:: The exercise ::
Below is a block of records: output all of them exactly and leave out the pictures.

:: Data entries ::
((

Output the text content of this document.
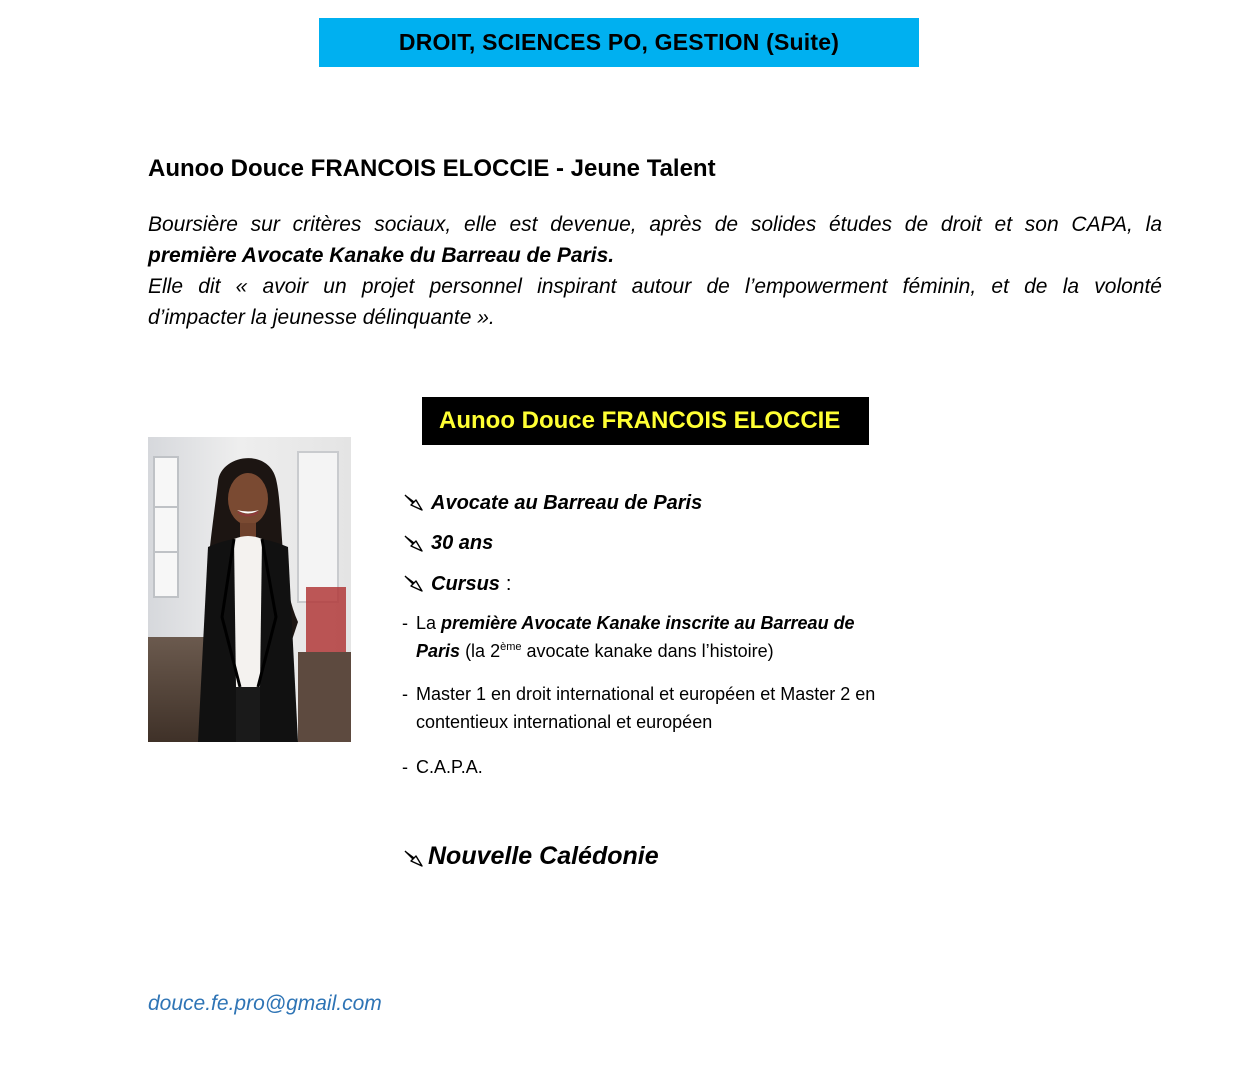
DROIT, SCIENCES PO, GESTION (Suite)
Aunoo Douce FRANCOIS ELOCCIE - Jeune Talent
Boursière sur critères sociaux, elle est devenue, après de solides études de droit et son CAPA, la
première Avocate Kanake du Barreau de Paris.
Elle dit « avoir un projet personnel inspirant autour de l’empowerment féminin, et de la volonté
d’impacter la jeunesse délinquante ».
Aunoo Douce FRANCOIS ELOCCIE
Avocate au Barreau de Paris
30 ans
Cursus :
- La première Avocate Kanake inscrite au Barreau de Paris (la 2ème avocate kanake dans l’histoire)
- Master 1 en droit international et européen et Master 2 en contentieux international et européen
- C.A.P.A.
Nouvelle Calédonie
douce.fe.pro@gmail.com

))

:: Right answer ::
Output the text content of this document.
DROIT, SCIENCES PO, GESTION (Suite)
Aunoo Douce FRANCOIS ELOCCIE - Jeune Talent
Boursière sur critères sociaux, elle est devenue, après de solides études de droit et son CAPA, la
première Avocate Kanake du Barreau de Paris.
Elle dit « avoir un projet personnel inspirant autour de l’empowerment féminin, et de la volonté
d’impacter la jeunesse délinquante ».
Aunoo Douce FRANCOIS ELOCCIE
Avocate au Barreau de Paris
30 ans
Cursus :
- La première Avocate Kanake inscrite au Barreau de Paris (la 2ème avocate kanake dans l’histoire)
- Master 1 en droit international et européen et Master 2 en contentieux international et européen
- C.A.P.A.
Nouvelle Calédonie
douce.fe.pro@gmail.com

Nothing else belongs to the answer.